• _Given task_: Please give the data below again in full, exactly as it stands.

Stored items

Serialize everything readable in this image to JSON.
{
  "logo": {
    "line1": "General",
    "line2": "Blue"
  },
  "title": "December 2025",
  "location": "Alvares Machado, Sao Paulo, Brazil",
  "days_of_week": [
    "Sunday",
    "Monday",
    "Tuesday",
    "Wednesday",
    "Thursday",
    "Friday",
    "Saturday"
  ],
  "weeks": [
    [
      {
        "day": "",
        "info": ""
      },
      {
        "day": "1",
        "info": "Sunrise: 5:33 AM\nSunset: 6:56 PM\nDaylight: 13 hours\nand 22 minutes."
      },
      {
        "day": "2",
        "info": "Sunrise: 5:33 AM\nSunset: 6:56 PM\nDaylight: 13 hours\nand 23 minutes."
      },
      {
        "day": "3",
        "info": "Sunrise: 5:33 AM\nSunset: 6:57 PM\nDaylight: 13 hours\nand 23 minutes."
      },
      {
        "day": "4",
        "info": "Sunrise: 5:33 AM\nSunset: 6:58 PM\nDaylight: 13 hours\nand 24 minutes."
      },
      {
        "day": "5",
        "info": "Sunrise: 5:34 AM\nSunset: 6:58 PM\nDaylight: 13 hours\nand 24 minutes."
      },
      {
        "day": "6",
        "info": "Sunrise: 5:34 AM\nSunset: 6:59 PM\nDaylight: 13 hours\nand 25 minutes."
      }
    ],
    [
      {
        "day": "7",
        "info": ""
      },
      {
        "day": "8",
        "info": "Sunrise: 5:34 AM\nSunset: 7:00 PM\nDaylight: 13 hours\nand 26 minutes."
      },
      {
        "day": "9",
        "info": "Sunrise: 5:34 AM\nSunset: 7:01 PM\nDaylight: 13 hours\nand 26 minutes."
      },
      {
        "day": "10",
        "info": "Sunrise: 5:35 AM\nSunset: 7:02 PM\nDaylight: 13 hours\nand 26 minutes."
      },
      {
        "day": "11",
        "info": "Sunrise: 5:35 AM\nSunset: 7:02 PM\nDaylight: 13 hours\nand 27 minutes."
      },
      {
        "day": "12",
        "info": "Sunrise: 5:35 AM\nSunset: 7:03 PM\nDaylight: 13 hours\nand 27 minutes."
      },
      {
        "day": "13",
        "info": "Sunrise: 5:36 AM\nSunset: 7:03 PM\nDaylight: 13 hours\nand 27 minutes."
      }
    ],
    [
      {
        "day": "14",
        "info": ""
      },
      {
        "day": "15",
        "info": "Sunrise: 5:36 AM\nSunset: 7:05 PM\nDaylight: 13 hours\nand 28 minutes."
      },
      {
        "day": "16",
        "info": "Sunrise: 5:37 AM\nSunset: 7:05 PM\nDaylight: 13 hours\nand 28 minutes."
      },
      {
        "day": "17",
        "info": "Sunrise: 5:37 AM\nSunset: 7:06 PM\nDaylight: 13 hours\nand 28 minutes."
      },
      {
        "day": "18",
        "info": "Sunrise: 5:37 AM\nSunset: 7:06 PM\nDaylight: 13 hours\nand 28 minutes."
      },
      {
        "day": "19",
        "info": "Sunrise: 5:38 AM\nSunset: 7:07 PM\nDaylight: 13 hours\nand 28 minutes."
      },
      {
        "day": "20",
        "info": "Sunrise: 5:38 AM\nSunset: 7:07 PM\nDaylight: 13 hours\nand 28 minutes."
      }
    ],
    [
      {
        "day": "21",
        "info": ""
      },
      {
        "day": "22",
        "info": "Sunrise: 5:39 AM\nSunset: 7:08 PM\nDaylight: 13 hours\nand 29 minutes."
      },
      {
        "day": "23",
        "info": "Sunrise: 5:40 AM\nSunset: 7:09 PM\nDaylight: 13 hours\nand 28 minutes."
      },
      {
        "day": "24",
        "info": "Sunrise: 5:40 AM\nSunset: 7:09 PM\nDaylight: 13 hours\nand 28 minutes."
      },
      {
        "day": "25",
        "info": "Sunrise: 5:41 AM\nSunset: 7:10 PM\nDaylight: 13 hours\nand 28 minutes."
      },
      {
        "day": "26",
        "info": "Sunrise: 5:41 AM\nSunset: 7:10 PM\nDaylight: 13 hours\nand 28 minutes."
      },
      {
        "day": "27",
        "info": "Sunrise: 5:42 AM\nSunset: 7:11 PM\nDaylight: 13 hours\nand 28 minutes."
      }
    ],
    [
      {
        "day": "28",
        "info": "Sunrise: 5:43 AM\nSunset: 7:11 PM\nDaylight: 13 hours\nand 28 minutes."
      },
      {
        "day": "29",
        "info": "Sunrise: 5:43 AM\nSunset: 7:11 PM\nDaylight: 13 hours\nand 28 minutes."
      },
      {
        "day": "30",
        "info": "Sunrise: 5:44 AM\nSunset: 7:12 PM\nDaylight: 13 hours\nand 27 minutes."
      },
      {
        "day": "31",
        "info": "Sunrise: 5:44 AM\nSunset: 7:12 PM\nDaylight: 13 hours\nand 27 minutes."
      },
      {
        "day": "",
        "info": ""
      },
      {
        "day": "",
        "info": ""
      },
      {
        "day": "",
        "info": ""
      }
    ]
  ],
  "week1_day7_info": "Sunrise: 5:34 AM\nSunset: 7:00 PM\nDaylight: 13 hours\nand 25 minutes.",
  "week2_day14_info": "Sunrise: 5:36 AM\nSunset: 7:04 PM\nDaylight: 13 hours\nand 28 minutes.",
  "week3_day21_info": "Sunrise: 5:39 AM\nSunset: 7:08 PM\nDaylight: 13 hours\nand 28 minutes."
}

• _Expected answer_:
Serialize everything readable in this image to JSON.
{
  "logo": {
    "line1": "General",
    "line2": "Blue"
  },
  "title": "December 2025",
  "location": "Alvares Machado, Sao Paulo, Brazil",
  "days_of_week": [
    "Sunday",
    "Monday",
    "Tuesday",
    "Wednesday",
    "Thursday",
    "Friday",
    "Saturday"
  ],
  "weeks": [
    [
      {
        "day": "",
        "info": ""
      },
      {
        "day": "1",
        "info": "Sunrise: 5:33 AM\nSunset: 6:56 PM\nDaylight: 13 hours\nand 22 minutes."
      },
      {
        "day": "2",
        "info": "Sunrise: 5:33 AM\nSunset: 6:56 PM\nDaylight: 13 hours\nand 23 minutes."
      },
      {
        "day": "3",
        "info": "Sunrise: 5:33 AM\nSunset: 6:57 PM\nDaylight: 13 hours\nand 23 minutes."
      },
      {
        "day": "4",
        "info": "Sunrise: 5:33 AM\nSunset: 6:58 PM\nDaylight: 13 hours\nand 24 minutes."
      },
      {
        "day": "5",
        "info": "Sunrise: 5:34 AM\nSunset: 6:58 PM\nDaylight: 13 hours\nand 24 minutes."
      },
      {
        "day": "6",
        "info": "Sunrise: 5:34 AM\nSunset: 6:59 PM\nDaylight: 13 hours\nand 25 minutes."
      }
    ],
    [
      {
        "day": "7",
        "info": ""
      },
      {
        "day": "8",
        "info": "Sunrise: 5:34 AM\nSunset: 7:00 PM\nDaylight: 13 hours\nand 26 minutes."
      },
      {
        "day": "9",
        "info": "Sunrise: 5:34 AM\nSunset: 7:01 PM\nDaylight: 13 hours\nand 26 minutes."
      },
      {
        "day": "10",
        "info": "Sunrise: 5:35 AM\nSunset: 7:02 PM\nDaylight: 13 hours\nand 26 minutes."
      },
      {
        "day": "11",
        "info": "Sunrise: 5:35 AM\nSunset: 7:02 PM\nDaylight: 13 hours\nand 27 minutes."
      },
      {
        "day": "12",
        "info": "Sunrise: 5:35 AM\nSunset: 7:03 PM\nDaylight: 13 hours\nand 27 minutes."
      },
      {
        "day": "13",
        "info": "Sunrise: 5:36 AM\nSunset: 7:03 PM\nDaylight: 13 hours\nand 27 minutes."
      }
    ],
    [
      {
        "day": "14",
        "info": ""
      },
      {
        "day": "15",
        "info": "Sunrise: 5:36 AM\nSunset: 7:05 PM\nDaylight: 13 hours\nand 28 minutes."
      },
      {
        "day": "16",
        "info": "Sunrise: 5:37 AM\nSunset: 7:05 PM\nDaylight: 13 hours\nand 28 minutes."
      },
      {
        "day": "17",
        "info": "Sunrise: 5:37 AM\nSunset: 7:06 PM\nDaylight: 13 hours\nand 28 minutes."
      },
      {
        "day": "18",
        "info": "Sunrise: 5:37 AM\nSunset: 7:06 PM\nDaylight: 13 hours\nand 28 minutes."
      },
      {
        "day": "19",
        "info": "Sunrise: 5:38 AM\nSunset: 7:07 PM\nDaylight: 13 hours\nand 28 minutes."
      },
      {
        "day": "20",
        "info": "Sunrise: 5:38 AM\nSunset: 7:07 PM\nDaylight: 13 hours\nand 28 minutes."
      }
    ],
    [
      {
        "day": "21",
        "info": ""
      },
      {
        "day": "22",
        "info": "Sunrise: 5:39 AM\nSunset: 7:08 PM\nDaylight: 13 hours\nand 29 minutes."
      },
      {
        "day": "23",
        "info": "Sunrise: 5:40 AM\nSunset: 7:09 PM\nDaylight: 13 hours\nand 28 minutes."
      },
      {
        "day": "24",
        "info": "Sunrise: 5:40 AM\nSunset: 7:09 PM\nDaylight: 13 hours\nand 28 minutes."
      },
      {
        "day": "25",
        "info": "Sunrise: 5:41 AM\nSunset: 7:10 PM\nDaylight: 13 hours\nand 28 minutes."
      },
      {
        "day": "26",
        "info": "Sunrise: 5:41 AM\nSunset: 7:10 PM\nDaylight: 13 hours\nand 28 minutes."
      },
      {
        "day": "27",
        "info": "Sunrise: 5:42 AM\nSunset: 7:11 PM\nDaylight: 13 hours\nand 28 minutes."
      }
    ],
    [
      {
        "day": "28",
        "info": "Sunrise: 5:43 AM\nSunset: 7:11 PM\nDaylight: 13 hours\nand 28 minutes."
      },
      {
        "day": "29",
        "info": "Sunrise: 5:43 AM\nSunset: 7:11 PM\nDaylight: 13 hours\nand 28 minutes."
      },
      {
        "day": "30",
        "info": "Sunrise: 5:44 AM\nSunset: 7:12 PM\nDaylight: 13 hours\nand 27 minutes."
      },
      {
        "day": "31",
        "info": "Sunrise: 5:44 AM\nSunset: 7:12 PM\nDaylight: 13 hours\nand 27 minutes."
      },
      {
        "day": "",
        "info": ""
      },
      {
        "day": "",
        "info": ""
      },
      {
        "day": "",
        "info": ""
      }
    ]
  ],
  "week1_day7_info": "Sunrise: 5:34 AM\nSunset: 7:00 PM\nDaylight: 13 hours\nand 25 minutes.",
  "week2_day14_info": "Sunrise: 5:36 AM\nSunset: 7:04 PM\nDaylight: 13 hours\nand 28 minutes.",
  "week3_day21_info": "Sunrise: 5:39 AM\nSunset: 7:08 PM\nDaylight: 13 hours\nand 28 minutes."
}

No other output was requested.